-- Problem description --
In the listing below, identify each line with the word "Explain" and return those lines.

(Records from a dataset)

- - - -

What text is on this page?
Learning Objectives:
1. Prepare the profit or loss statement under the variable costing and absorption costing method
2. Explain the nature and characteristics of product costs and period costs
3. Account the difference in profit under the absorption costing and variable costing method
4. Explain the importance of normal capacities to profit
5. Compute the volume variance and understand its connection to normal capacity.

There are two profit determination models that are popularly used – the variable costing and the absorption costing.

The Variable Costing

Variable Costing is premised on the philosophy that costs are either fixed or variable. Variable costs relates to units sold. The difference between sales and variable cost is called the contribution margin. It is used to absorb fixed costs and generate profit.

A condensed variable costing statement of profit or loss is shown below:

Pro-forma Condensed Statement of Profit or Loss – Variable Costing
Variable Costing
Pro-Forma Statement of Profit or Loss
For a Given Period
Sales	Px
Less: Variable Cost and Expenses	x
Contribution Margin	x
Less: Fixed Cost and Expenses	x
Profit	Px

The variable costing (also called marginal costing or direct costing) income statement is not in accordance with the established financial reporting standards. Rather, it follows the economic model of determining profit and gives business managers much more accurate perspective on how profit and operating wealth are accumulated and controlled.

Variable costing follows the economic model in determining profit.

- - - -

-- Response to the task --
2. Explain the nature and characteristics of product costs and period costs
4. Explain the importance of normal capacities to profit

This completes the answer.